— Begin Data for this exercise —

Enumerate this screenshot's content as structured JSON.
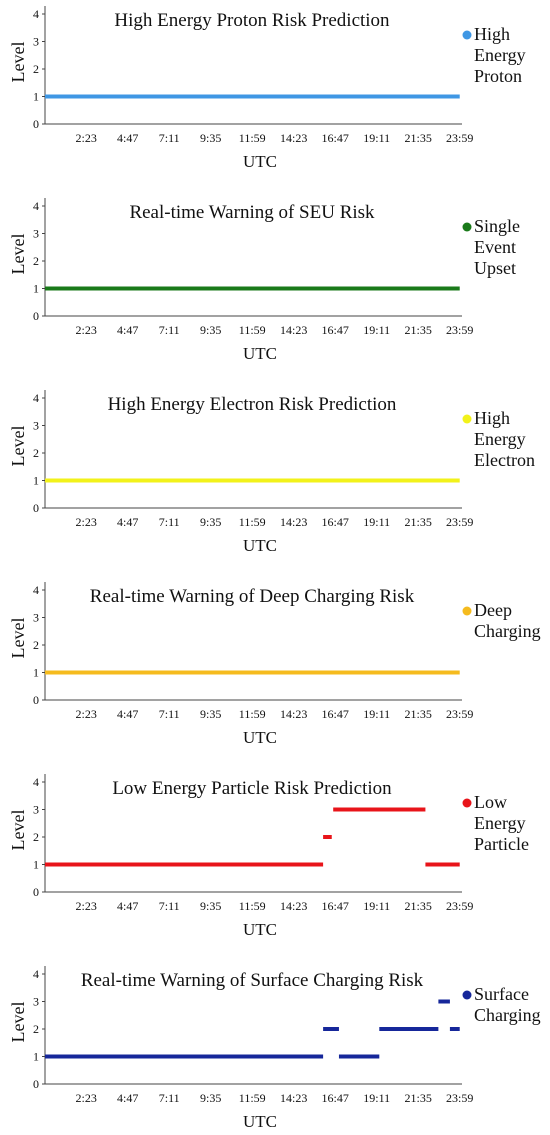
{
  "chart_data": [
    {
      "type": "line",
      "title": "High Energy Proton Risk Prediction",
      "xlabel": "UTC",
      "ylabel": "Level",
      "ylim": [
        0,
        4
      ],
      "yticks": [
        "0",
        "1",
        "2",
        "3",
        "4"
      ],
      "xticks": [
        "2:23",
        "4:47",
        "7:11",
        "9:35",
        "11:59",
        "14:23",
        "16:47",
        "19:11",
        "21:35",
        "23:59"
      ],
      "legend": {
        "label_lines": [
          "High",
          "Energy",
          "Proton"
        ],
        "color": "#3f97e4",
        "position": "right"
      },
      "series": [
        {
          "color": "#3f97e4",
          "segments": [
            {
              "x": [
                "0:00",
                "23:59"
              ],
              "level": 1
            }
          ]
        }
      ]
    },
    {
      "type": "line",
      "title": "Real-time Warning of SEU Risk",
      "xlabel": "UTC",
      "ylabel": "Level",
      "ylim": [
        0,
        4
      ],
      "yticks": [
        "0",
        "1",
        "2",
        "3",
        "4"
      ],
      "xticks": [
        "2:23",
        "4:47",
        "7:11",
        "9:35",
        "11:59",
        "14:23",
        "16:47",
        "19:11",
        "21:35",
        "23:59"
      ],
      "legend": {
        "label_lines": [
          "Single",
          "Event",
          "Upset"
        ],
        "color": "#1a7a1a",
        "position": "right"
      },
      "series": [
        {
          "color": "#1a7a1a",
          "segments": [
            {
              "x": [
                "0:00",
                "23:59"
              ],
              "level": 1
            }
          ]
        }
      ]
    },
    {
      "type": "line",
      "title": "High Energy Electron Risk Prediction",
      "xlabel": "UTC",
      "ylabel": "Level",
      "ylim": [
        0,
        4
      ],
      "yticks": [
        "0",
        "1",
        "2",
        "3",
        "4"
      ],
      "xticks": [
        "2:23",
        "4:47",
        "7:11",
        "9:35",
        "11:59",
        "14:23",
        "16:47",
        "19:11",
        "21:35",
        "23:59"
      ],
      "legend": {
        "label_lines": [
          "High",
          "Energy",
          "Electron"
        ],
        "color": "#f2f21a",
        "position": "right"
      },
      "series": [
        {
          "color": "#f2f21a",
          "segments": [
            {
              "x": [
                "0:00",
                "23:59"
              ],
              "level": 1
            }
          ]
        }
      ]
    },
    {
      "type": "line",
      "title": "Real-time Warning of Deep Charging Risk",
      "xlabel": "UTC",
      "ylabel": "Level",
      "ylim": [
        0,
        4
      ],
      "yticks": [
        "0",
        "1",
        "2",
        "3",
        "4"
      ],
      "xticks": [
        "2:23",
        "4:47",
        "7:11",
        "9:35",
        "11:59",
        "14:23",
        "16:47",
        "19:11",
        "21:35",
        "23:59"
      ],
      "legend": {
        "label_lines": [
          "Deep",
          "Charging"
        ],
        "color": "#f5bb1e",
        "position": "right"
      },
      "series": [
        {
          "color": "#f5bb1e",
          "segments": [
            {
              "x": [
                "0:00",
                "23:59"
              ],
              "level": 1
            }
          ]
        }
      ]
    },
    {
      "type": "line",
      "title": "Low Energy Particle Risk Prediction",
      "xlabel": "UTC",
      "ylabel": "Level",
      "ylim": [
        0,
        4
      ],
      "yticks": [
        "0",
        "1",
        "2",
        "3",
        "4"
      ],
      "xticks": [
        "2:23",
        "4:47",
        "7:11",
        "9:35",
        "11:59",
        "14:23",
        "16:47",
        "19:11",
        "21:35",
        "23:59"
      ],
      "legend": {
        "label_lines": [
          "Low",
          "Energy",
          "Particle"
        ],
        "color": "#e8141a",
        "position": "right"
      },
      "series": [
        {
          "color": "#e8141a",
          "segments": [
            {
              "x": [
                "0:00",
                "16:05"
              ],
              "level": 1
            },
            {
              "x": [
                "16:05",
                "16:35"
              ],
              "level": 2
            },
            {
              "x": [
                "16:40",
                "22:00"
              ],
              "level": 3
            },
            {
              "x": [
                "22:00",
                "23:59"
              ],
              "level": 1
            }
          ]
        }
      ]
    },
    {
      "type": "line",
      "title": "Real-time Warning of Surface Charging Risk",
      "xlabel": "UTC",
      "ylabel": "Level",
      "ylim": [
        0,
        4
      ],
      "yticks": [
        "0",
        "1",
        "2",
        "3",
        "4"
      ],
      "xticks": [
        "2:23",
        "4:47",
        "7:11",
        "9:35",
        "11:59",
        "14:23",
        "16:47",
        "19:11",
        "21:35",
        "23:59"
      ],
      "legend": {
        "label_lines": [
          "Surface",
          "Charging"
        ],
        "color": "#16279a",
        "position": "right"
      },
      "series": [
        {
          "color": "#16279a",
          "segments": [
            {
              "x": [
                "0:00",
                "16:05"
              ],
              "level": 1
            },
            {
              "x": [
                "16:05",
                "17:00"
              ],
              "level": 2
            },
            {
              "x": [
                "17:00",
                "19:20"
              ],
              "level": 1
            },
            {
              "x": [
                "19:20",
                "22:45"
              ],
              "level": 2
            },
            {
              "x": [
                "22:45",
                "23:25"
              ],
              "level": 3
            },
            {
              "x": [
                "23:25",
                "23:59"
              ],
              "level": 2
            }
          ]
        }
      ]
    }
  ]
}
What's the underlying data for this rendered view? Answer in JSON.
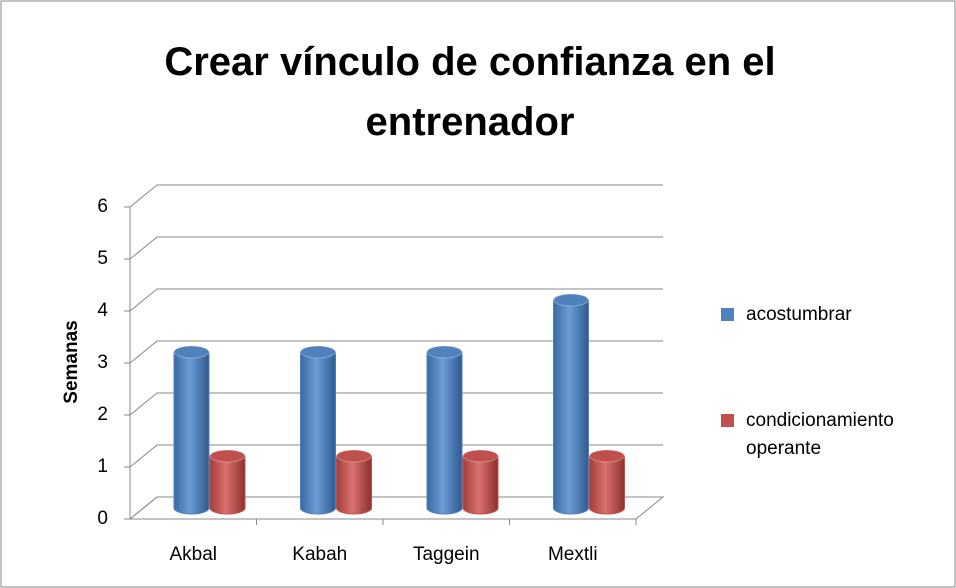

— End Data for this exercise —

*Do this:* Filter the records, keeping only lines that contain "time", and show those lines.

*Response:*
      "title": "Real-time Warning of SEU Risk",
      "title": "Real-time Warning of Deep Charging Risk",
      "title": "Real-time Warning of Surface Charging Risk",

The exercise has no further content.